++++ SOURCE TEXT ++++

Response 1: Sentiment: Negative
Response 2: Sentiment: Positive
Response 3: Sentiment: Neutral


In [16]:
context_user = [
    {'role': 'system', 'content': """You are an expert in classifying product reviews as positive or negative.
    It worked as expected and I am happy with the purchase.
    Sentiment: Positive
    It broke down after a week, I would not recommend it.
    Sentiment: Negative
    """}
]


In [17]:
context_user = [
    {'role': 'system', 'content': """You are an expert in classifying product reviews as positive, negative, or neutral.
    It worked well and was a great buy.
    Sentiment: Positive
    It didn’t meet my expectations, it’s not worth the price.
    Sentiment: Negative
    It’s just average, not bad, but not great either.
    Sentiment: Neutral
    """}
]


In [18]:
context_user = [
    {'role': 'system', 'content': """You are an expert in classifying product reviews as positive, negative, or neutral.
    The phone’s camera is amazing, but the battery life is a bit short.
    Sentiment: Neutral
    The laptop works great for all my needs and has an excellent screen.
    Sentiment: Positive
    The tablet freezes all the time, and the screen is unresponsive.
    Sentiment: Negative
    """}
]


Report:
Summary:

I created three versions of Few-Shot Learning with the goal of classifying product opinions. Each version used different amounts of examples and varying complexities in the instructions. Here’s a breakdown:

Version 1: Simple Positive/Negative Classification

Purpose: This version focused only on two sentiment categories: Positive and Negative.
Results: The model performed well in identifying whether the review was favorable or unfavorable. It was able to classify "works as expected" as Positive and "not worth the price" as Negative.

++++ ENTRIES SHOWN ++++

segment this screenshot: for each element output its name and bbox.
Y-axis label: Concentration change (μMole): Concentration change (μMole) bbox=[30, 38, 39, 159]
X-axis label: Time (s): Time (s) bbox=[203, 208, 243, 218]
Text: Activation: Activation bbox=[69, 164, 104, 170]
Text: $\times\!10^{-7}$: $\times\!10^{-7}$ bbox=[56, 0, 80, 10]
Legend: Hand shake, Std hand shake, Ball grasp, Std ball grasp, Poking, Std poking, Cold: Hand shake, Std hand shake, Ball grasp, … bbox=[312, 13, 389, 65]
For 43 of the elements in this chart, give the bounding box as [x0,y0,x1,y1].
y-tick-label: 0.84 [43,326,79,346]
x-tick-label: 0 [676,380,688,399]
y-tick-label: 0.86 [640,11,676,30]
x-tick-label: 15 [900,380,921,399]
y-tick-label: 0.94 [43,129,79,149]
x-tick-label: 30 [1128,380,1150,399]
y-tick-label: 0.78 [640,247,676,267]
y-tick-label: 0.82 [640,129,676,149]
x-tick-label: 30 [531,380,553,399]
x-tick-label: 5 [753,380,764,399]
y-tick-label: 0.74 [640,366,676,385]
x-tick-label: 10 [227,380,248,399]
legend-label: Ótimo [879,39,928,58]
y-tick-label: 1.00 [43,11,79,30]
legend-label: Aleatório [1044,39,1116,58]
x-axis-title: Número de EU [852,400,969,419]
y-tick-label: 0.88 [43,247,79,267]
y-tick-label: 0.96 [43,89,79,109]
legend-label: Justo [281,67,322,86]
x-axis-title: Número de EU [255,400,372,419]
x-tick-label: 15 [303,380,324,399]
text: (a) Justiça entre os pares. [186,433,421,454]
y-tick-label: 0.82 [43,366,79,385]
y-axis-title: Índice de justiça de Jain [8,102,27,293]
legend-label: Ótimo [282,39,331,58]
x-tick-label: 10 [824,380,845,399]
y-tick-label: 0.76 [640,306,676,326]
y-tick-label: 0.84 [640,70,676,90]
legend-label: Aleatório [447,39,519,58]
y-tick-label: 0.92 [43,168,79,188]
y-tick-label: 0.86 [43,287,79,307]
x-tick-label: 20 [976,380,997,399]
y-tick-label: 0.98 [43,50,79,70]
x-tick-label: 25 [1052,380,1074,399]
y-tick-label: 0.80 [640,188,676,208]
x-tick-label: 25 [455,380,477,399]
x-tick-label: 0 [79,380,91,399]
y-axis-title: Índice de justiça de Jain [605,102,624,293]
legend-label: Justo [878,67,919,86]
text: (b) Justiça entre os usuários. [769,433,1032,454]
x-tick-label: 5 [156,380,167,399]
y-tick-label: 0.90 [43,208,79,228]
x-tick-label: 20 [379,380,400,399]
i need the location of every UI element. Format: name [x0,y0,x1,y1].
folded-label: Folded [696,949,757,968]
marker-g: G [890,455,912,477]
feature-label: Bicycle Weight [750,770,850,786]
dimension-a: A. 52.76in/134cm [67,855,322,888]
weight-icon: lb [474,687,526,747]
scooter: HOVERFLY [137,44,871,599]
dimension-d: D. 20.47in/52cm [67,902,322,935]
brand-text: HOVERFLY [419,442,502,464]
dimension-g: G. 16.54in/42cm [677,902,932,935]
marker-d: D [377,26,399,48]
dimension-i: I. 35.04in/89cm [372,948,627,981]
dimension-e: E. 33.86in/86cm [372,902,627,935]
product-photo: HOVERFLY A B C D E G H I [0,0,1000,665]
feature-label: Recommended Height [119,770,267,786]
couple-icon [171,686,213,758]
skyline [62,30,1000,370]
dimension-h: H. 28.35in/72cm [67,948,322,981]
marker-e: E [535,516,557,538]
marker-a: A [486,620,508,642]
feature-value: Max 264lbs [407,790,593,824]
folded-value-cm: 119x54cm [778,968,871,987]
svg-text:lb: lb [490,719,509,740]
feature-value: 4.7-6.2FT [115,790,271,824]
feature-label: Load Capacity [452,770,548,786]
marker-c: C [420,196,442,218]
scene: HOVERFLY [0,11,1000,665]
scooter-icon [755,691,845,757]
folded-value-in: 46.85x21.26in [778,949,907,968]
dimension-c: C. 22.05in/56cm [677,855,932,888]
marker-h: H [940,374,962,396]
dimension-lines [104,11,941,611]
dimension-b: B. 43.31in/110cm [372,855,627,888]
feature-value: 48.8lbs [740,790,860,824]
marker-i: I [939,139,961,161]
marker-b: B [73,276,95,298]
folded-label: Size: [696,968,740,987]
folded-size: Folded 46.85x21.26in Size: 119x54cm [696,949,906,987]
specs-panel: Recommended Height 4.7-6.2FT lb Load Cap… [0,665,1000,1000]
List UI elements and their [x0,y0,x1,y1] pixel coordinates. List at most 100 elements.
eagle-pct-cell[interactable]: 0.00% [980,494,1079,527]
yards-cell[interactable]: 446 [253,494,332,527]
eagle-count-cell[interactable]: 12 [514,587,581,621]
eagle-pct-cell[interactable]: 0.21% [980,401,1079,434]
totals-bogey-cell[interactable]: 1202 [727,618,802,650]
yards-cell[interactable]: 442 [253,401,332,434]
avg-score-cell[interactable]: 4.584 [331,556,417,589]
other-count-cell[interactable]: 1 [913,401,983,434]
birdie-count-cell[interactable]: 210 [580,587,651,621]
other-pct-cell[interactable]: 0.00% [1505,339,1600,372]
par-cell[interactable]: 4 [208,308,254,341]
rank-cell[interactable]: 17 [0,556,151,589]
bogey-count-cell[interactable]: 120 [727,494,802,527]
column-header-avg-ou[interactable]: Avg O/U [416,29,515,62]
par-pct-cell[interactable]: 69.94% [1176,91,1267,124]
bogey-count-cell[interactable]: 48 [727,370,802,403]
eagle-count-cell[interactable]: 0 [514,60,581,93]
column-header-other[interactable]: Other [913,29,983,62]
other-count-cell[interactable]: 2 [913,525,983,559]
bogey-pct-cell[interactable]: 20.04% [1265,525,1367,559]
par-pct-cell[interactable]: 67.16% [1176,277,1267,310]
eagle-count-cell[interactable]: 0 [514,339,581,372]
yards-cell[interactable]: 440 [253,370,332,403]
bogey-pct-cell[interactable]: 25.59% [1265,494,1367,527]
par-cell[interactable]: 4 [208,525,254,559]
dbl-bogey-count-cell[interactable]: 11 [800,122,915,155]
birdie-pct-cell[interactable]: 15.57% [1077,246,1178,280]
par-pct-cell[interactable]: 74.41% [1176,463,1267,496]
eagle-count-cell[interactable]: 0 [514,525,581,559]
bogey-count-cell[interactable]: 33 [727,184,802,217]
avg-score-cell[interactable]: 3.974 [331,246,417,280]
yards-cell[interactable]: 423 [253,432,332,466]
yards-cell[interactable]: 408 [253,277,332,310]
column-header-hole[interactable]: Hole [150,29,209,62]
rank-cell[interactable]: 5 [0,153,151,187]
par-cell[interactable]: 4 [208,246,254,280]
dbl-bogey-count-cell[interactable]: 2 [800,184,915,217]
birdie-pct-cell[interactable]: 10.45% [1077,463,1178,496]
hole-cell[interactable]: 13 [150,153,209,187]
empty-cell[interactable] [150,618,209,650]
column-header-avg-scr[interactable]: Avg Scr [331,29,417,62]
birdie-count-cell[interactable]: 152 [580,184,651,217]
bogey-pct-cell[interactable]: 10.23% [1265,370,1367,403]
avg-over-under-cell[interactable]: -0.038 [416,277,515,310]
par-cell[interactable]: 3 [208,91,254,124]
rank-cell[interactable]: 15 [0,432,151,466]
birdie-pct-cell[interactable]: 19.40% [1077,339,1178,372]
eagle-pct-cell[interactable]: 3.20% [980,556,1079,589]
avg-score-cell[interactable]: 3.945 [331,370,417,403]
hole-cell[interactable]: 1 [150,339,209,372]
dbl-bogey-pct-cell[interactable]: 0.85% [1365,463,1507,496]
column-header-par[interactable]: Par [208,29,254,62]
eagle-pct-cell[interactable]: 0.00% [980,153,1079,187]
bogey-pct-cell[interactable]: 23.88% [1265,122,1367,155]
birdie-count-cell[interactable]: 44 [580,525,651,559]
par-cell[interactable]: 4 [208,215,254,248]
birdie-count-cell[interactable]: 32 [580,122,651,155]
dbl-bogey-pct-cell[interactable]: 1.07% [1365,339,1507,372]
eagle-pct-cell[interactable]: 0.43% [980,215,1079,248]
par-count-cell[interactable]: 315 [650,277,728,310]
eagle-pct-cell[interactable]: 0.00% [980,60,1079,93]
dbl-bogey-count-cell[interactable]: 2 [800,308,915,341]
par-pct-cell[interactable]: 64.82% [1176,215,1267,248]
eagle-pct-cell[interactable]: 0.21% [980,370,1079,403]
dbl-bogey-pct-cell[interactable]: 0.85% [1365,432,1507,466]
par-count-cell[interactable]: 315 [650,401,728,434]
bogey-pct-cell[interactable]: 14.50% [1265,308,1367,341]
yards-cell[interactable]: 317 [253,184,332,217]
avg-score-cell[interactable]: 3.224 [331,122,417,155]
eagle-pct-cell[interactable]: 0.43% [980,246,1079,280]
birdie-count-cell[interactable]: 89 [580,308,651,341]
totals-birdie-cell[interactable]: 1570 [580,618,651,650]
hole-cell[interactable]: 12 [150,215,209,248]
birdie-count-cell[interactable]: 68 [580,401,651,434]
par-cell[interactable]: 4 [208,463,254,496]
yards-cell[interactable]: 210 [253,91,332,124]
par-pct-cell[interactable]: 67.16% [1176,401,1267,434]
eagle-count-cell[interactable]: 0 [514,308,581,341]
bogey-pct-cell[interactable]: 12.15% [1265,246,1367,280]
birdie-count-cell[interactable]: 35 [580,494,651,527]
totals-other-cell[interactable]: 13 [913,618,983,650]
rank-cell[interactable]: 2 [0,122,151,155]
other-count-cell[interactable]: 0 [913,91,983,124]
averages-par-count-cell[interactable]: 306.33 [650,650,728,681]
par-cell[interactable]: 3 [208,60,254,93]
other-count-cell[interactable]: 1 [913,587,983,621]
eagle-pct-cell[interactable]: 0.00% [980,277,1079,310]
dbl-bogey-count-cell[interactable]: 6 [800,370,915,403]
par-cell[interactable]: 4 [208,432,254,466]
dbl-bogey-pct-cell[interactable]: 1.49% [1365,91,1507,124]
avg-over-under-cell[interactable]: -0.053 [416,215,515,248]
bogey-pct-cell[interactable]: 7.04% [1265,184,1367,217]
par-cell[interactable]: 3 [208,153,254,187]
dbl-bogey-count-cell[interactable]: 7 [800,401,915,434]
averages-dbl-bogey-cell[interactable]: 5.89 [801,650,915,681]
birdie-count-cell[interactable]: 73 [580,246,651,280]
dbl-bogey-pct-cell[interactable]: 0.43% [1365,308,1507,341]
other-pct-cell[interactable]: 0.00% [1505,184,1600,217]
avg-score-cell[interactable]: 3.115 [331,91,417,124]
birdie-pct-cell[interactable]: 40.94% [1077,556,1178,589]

++++

● **EXERCISE TASKS**
1 – According to the few-shot sentiment classification text, which two sentiment categories did Version 1 focus on?
2 – Carry on the few-shot sentiment classification text from the point where it stops.

● **ANSWERS PER TASK**
1 – Positive and Negative.

2 –
Version 2: Added Neutral Category

Purpose: Added the Neutral category to allow for a wider range of reviews.
Results: This version improved the model’s ability to handle reviews that were neither entirely positive nor negative, such as those that were "just average."
Version 3: More Detailed Examples

Purpose: I introduced more detailed and feature-specific examples, making the sentiment analysis more nuanced.
Results: The model handled the reviews well, classifying reviews that mentioned specific product features (e.g., camera, battery life) as neutral if they contained both positive and negative aspects.
Findings:

Strengths:
The model adapted quickly to new instructions and could classify reviews into multiple sentiment categories, even with subtle differences.
The addition of Neutral and detailed examples improved the model's ability to understand complex reviews.
Issues:
In Version 1, the model could occasionally misclassify reviews that had mixed sentiments, especially when the user was less specific.
The model sometimes confused neutral sentiments as negative when the review mentioned minor complaints.
What I Learned:

Few-Shot Learning can significantly improve the model’s performance by providing it with clear examples of how to classify specific cases.
The more context and examples provided, the more accurate and nuanced the model’s responses become. However, excessive complexity in examples may lead to confusion or misclassification in certain cases.
This implementation demonstrates how powerful Few-Shot Learning can be in adapting the model to specific use cases. You can experiment with this approach by fine-tuning the examples and instructions to fit more complex needs!